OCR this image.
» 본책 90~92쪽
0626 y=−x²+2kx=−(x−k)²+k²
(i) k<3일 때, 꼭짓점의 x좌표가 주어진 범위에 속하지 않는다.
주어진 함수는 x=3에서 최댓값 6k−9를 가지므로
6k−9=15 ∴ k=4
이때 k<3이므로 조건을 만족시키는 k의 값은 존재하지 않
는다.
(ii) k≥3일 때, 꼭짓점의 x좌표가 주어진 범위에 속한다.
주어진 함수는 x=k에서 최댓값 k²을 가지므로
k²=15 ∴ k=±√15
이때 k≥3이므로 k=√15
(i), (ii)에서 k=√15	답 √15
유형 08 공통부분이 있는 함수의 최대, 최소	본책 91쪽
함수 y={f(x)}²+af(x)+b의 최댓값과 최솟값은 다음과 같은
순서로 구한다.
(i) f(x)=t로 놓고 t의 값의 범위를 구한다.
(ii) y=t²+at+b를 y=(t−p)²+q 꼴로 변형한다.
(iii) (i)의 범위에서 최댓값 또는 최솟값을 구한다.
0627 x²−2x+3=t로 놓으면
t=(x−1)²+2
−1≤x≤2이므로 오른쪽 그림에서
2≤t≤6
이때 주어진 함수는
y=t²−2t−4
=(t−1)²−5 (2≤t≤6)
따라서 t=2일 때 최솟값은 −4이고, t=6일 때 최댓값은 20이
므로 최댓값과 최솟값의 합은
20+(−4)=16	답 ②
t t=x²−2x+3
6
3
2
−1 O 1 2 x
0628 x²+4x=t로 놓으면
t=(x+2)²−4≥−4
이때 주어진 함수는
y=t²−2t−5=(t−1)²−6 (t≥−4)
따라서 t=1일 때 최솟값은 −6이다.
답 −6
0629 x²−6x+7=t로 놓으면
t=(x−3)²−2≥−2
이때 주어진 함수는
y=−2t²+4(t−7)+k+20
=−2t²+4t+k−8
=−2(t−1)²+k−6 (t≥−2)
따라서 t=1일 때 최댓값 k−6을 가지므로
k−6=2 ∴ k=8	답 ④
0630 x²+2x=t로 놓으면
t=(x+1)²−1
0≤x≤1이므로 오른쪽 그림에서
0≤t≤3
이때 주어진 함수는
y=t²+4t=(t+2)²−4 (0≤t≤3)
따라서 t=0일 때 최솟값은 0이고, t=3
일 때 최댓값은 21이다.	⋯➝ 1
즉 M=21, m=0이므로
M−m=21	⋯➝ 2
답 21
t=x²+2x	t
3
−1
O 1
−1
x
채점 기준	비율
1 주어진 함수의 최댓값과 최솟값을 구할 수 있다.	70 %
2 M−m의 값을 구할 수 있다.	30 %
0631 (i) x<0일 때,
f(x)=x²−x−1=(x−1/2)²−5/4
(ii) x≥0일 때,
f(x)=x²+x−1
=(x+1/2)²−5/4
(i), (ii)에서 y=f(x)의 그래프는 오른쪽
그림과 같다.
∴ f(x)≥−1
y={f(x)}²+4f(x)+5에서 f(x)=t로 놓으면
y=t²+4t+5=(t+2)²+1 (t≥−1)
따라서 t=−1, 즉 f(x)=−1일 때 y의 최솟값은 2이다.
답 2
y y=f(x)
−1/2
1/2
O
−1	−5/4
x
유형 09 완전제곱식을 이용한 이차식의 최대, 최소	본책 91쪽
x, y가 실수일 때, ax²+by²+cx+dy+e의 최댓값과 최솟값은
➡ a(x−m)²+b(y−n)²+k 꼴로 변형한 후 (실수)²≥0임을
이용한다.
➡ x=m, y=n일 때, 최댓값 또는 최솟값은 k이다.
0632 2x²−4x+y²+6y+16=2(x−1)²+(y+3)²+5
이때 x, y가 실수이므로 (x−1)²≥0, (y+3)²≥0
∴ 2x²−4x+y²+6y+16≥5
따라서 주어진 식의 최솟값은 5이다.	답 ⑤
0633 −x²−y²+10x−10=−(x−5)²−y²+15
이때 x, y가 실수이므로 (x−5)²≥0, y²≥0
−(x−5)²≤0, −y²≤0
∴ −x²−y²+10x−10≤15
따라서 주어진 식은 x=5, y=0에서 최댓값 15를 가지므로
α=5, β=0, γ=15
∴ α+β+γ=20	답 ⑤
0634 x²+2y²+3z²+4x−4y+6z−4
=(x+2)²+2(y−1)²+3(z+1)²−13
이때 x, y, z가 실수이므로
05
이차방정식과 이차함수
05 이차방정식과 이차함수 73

* _Short exercise_
From the data above, work out how many lines hold "가지므로". Answer with the number alone.

* _Exercise result_
4